*Problem to solve*.
Set down each entry from the block beneath, exactly as written.

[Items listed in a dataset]
----------------------------------------

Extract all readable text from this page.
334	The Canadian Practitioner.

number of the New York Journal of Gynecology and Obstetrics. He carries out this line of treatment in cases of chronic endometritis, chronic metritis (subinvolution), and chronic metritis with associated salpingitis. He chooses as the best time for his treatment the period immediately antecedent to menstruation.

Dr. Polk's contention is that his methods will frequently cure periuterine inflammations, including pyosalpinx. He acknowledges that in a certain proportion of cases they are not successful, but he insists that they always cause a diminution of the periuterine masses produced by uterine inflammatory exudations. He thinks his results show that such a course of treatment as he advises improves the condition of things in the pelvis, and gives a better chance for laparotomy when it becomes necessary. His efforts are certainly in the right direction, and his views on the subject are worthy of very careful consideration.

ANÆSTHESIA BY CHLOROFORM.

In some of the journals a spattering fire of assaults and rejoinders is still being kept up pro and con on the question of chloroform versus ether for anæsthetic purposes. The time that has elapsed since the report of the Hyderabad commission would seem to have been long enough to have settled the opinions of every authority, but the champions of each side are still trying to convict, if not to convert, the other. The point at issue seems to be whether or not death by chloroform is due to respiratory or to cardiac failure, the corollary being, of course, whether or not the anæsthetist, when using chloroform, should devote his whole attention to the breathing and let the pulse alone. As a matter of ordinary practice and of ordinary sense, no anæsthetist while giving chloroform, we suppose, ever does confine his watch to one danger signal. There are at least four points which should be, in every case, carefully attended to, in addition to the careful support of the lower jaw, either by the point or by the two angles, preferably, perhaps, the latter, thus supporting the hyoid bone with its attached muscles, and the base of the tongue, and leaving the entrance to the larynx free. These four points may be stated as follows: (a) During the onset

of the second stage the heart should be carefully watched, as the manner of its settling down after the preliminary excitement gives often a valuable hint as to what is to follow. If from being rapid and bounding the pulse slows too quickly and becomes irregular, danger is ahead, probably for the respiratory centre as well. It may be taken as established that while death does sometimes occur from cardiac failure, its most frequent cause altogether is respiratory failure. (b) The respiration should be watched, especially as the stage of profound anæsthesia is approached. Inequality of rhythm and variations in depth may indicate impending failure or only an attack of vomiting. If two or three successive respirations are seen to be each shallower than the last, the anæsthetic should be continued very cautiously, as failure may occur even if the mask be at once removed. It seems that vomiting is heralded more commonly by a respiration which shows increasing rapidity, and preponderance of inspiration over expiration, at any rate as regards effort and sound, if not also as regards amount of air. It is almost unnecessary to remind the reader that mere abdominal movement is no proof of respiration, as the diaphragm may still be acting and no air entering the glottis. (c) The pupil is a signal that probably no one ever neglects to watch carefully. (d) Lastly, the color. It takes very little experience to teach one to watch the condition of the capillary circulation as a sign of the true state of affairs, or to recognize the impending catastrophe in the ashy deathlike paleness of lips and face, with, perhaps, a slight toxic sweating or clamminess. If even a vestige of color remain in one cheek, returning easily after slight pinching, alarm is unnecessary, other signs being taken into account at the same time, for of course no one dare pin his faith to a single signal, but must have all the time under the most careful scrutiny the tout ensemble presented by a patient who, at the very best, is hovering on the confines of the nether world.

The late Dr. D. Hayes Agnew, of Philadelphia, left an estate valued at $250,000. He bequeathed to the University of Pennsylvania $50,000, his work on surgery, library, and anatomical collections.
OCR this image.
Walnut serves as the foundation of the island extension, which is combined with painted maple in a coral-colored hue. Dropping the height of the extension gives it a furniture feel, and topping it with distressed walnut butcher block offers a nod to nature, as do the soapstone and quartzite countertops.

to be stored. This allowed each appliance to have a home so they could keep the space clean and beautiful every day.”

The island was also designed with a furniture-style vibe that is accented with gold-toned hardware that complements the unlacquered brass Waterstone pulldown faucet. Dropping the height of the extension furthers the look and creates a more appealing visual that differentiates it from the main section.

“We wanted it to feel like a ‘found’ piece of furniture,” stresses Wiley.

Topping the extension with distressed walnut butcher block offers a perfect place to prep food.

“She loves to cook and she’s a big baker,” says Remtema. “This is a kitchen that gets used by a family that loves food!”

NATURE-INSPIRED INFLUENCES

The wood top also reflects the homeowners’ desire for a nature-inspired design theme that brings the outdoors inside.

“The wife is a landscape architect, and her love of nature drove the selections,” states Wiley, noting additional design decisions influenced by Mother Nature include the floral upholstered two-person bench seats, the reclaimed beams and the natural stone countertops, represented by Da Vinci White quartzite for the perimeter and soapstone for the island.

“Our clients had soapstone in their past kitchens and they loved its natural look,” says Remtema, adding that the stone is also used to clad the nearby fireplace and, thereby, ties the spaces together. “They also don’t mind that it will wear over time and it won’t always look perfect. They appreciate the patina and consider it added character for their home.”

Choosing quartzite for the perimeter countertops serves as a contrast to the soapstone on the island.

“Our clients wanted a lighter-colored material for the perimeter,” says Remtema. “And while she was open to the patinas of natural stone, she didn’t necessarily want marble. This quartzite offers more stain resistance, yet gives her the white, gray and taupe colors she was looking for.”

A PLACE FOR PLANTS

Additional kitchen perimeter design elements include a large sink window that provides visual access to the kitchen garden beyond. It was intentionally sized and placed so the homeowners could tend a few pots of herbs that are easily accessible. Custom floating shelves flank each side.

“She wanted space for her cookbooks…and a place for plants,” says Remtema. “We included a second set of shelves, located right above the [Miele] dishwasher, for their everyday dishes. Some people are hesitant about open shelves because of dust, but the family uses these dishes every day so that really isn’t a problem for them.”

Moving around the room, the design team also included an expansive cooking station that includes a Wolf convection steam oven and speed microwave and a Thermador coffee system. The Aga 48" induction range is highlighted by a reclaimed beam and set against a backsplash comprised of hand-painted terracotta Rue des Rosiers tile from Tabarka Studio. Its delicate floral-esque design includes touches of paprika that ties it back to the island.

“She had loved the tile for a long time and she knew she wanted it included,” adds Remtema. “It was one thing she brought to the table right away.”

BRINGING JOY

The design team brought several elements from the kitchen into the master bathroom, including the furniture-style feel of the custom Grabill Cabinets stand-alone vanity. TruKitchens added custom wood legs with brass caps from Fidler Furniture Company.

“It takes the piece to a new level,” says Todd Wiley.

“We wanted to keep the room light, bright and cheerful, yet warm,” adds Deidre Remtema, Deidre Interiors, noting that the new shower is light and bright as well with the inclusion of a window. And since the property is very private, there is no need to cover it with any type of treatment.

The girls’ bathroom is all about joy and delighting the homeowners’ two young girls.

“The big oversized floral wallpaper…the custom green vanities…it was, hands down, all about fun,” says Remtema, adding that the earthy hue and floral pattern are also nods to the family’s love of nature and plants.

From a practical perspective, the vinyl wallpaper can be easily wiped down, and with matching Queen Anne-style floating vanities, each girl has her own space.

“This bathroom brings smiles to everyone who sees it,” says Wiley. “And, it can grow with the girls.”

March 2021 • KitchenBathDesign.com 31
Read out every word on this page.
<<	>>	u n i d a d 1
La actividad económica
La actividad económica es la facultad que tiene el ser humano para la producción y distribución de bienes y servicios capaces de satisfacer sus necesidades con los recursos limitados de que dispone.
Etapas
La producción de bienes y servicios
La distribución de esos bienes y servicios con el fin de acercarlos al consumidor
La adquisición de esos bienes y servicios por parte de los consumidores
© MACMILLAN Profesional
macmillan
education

----------------------------------------

*Task answer*.
Extract all readable text from this page.
334	The Canadian Practitioner.

number of the New York Journal of Gynecology and Obstetrics. He carries out this line of treatment in cases of chronic endometritis, chronic metritis (subinvolution), and chronic metritis with associated salpingitis. He chooses as the best time for his treatment the period immediately antecedent to menstruation.

Dr. Polk's contention is that his methods will frequently cure periuterine inflammations, including pyosalpinx. He acknowledges that in a certain proportion of cases they are not successful, but he insists that they always cause a diminution of the periuterine masses produced by uterine inflammatory exudations. He thinks his results show that such a course of treatment as he advises improves the condition of things in the pelvis, and gives a better chance for laparotomy when it becomes necessary. His efforts are certainly in the right direction, and his views on the subject are worthy of very careful consideration.

ANÆSTHESIA BY CHLOROFORM.

In some of the journals a spattering fire of assaults and rejoinders is still being kept up pro and con on the question of chloroform versus ether for anæsthetic purposes. The time that has elapsed since the report of the Hyderabad commission would seem to have been long enough to have settled the opinions of every authority, but the champions of each side are still trying to convict, if not to convert, the other. The point at issue seems to be whether or not death by chloroform is due to respiratory or to cardiac failure, the corollary being, of course, whether or not the anæsthetist, when using chloroform, should devote his whole attention to the breathing and let the pulse alone. As a matter of ordinary practice and of ordinary sense, no anæsthetist while giving chloroform, we suppose, ever does confine his watch to one danger signal. There are at least four points which should be, in every case, carefully attended to, in addition to the careful support of the lower jaw, either by the point or by the two angles, preferably, perhaps, the latter, thus supporting the hyoid bone with its attached muscles, and the base of the tongue, and leaving the entrance to the larynx free. These four points may be stated as follows: (a) During the onset

of the second stage the heart should be carefully watched, as the manner of its settling down after the preliminary excitement gives often a valuable hint as to what is to follow. If from being rapid and bounding the pulse slows too quickly and becomes irregular, danger is ahead, probably for the respiratory centre as well. It may be taken as established that while death does sometimes occur from cardiac failure, its most frequent cause altogether is respiratory failure. (b) The respiration should be watched, especially as the stage of profound anæsthesia is approached. Inequality of rhythm and variations in depth may indicate impending failure or only an attack of vomiting. If two or three successive respirations are seen to be each shallower than the last, the anæsthetic should be continued very cautiously, as failure may occur even if the mask be at once removed. It seems that vomiting is heralded more commonly by a respiration which shows increasing rapidity, and preponderance of inspiration over expiration, at any rate as regards effort and sound, if not also as regards amount of air. It is almost unnecessary to remind the reader that mere abdominal movement is no proof of respiration, as the diaphragm may still be acting and no air entering the glottis. (c) The pupil is a signal that probably no one ever neglects to watch carefully. (d) Lastly, the color. It takes very little experience to teach one to watch the condition of the capillary circulation as a sign of the true state of affairs, or to recognize the impending catastrophe in the ashy deathlike paleness of lips and face, with, perhaps, a slight toxic sweating or clamminess. If even a vestige of color remain in one cheek, returning easily after slight pinching, alarm is unnecessary, other signs being taken into account at the same time, for of course no one dare pin his faith to a single signal, but must have all the time under the most careful scrutiny the tout ensemble presented by a patient who, at the very best, is hovering on the confines of the nether world.

The late Dr. D. Hayes Agnew, of Philadelphia, left an estate valued at $250,000. He bequeathed to the University of Pennsylvania $50,000, his work on surgery, library, and anatomical collections.
OCR this image.
Walnut serves as the foundation of the island extension, which is combined with painted maple in a coral-colored hue. Dropping the height of the extension gives it a furniture feel, and topping it with distressed walnut butcher block offers a nod to nature, as do the soapstone and quartzite countertops.

to be stored. This allowed each appliance to have a home so they could keep the space clean and beautiful every day.”

The island was also designed with a furniture-style vibe that is accented with gold-toned hardware that complements the unlacquered brass Waterstone pulldown faucet. Dropping the height of the extension furthers the look and creates a more appealing visual that differentiates it from the main section.

“We wanted it to feel like a ‘found’ piece of furniture,” stresses Wiley.

Topping the extension with distressed walnut butcher block offers a perfect place to prep food.

“She loves to cook and she’s a big baker,” says Remtema. “This is a kitchen that gets used by a family that loves food!”

NATURE-INSPIRED INFLUENCES

The wood top also reflects the homeowners’ desire for a nature-inspired design theme that brings the outdoors inside.

“The wife is a landscape architect, and her love of nature drove the selections,” states Wiley, noting additional design decisions influenced by Mother Nature include the floral upholstered two-person bench seats, the reclaimed beams and the natural stone countertops, represented by Da Vinci White quartzite for the perimeter and soapstone for the island.

“Our clients had soapstone in their past kitchens and they loved its natural look,” says Remtema, adding that the stone is also used to clad the nearby fireplace and, thereby, ties the spaces together. “They also don’t mind that it will wear over time and it won’t always look perfect. They appreciate the patina and consider it added character for their home.”

Choosing quartzite for the perimeter countertops serves as a contrast to the soapstone on the island.

“Our clients wanted a lighter-colored material for the perimeter,” says Remtema. “And while she was open to the patinas of natural stone, she didn’t necessarily want marble. This quartzite offers more stain resistance, yet gives her the white, gray and taupe colors she was looking for.”

A PLACE FOR PLANTS

Additional kitchen perimeter design elements include a large sink window that provides visual access to the kitchen garden beyond. It was intentionally sized and placed so the homeowners could tend a few pots of herbs that are easily accessible. Custom floating shelves flank each side.

“She wanted space for her cookbooks…and a place for plants,” says Remtema. “We included a second set of shelves, located right above the [Miele] dishwasher, for their everyday dishes. Some people are hesitant about open shelves because of dust, but the family uses these dishes every day so that really isn’t a problem for them.”

Moving around the room, the design team also included an expansive cooking station that includes a Wolf convection steam oven and speed microwave and a Thermador coffee system. The Aga 48" induction range is highlighted by a reclaimed beam and set against a backsplash comprised of hand-painted terracotta Rue des Rosiers tile from Tabarka Studio. Its delicate floral-esque design includes touches of paprika that ties it back to the island.

“She had loved the tile for a long time and she knew she wanted it included,” adds Remtema. “It was one thing she brought to the table right away.”

BRINGING JOY

The design team brought several elements from the kitchen into the master bathroom, including the furniture-style feel of the custom Grabill Cabinets stand-alone vanity. TruKitchens added custom wood legs with brass caps from Fidler Furniture Company.

“It takes the piece to a new level,” says Todd Wiley.

“We wanted to keep the room light, bright and cheerful, yet warm,” adds Deidre Remtema, Deidre Interiors, noting that the new shower is light and bright as well with the inclusion of a window. And since the property is very private, there is no need to cover it with any type of treatment.

The girls’ bathroom is all about joy and delighting the homeowners’ two young girls.

“The big oversized floral wallpaper…the custom green vanities…it was, hands down, all about fun,” says Remtema, adding that the earthy hue and floral pattern are also nods to the family’s love of nature and plants.

From a practical perspective, the vinyl wallpaper can be easily wiped down, and with matching Queen Anne-style floating vanities, each girl has her own space.

“This bathroom brings smiles to everyone who sees it,” says Wiley. “And, it can grow with the girls.”

March 2021 • KitchenBathDesign.com 31
Read out every word on this page.
<<	>>	u n i d a d 1
La actividad económica
La actividad económica es la facultad que tiene el ser humano para la producción y distribución de bienes y servicios capaces de satisfacer sus necesidades con los recursos limitados de que dispone.
Etapas
La producción de bienes y servicios
La distribución de esos bienes y servicios con el fin de acercarlos al consumidor
La adquisición de esos bienes y servicios por parte de los consumidores
© MACMILLAN Profesional
macmillan
education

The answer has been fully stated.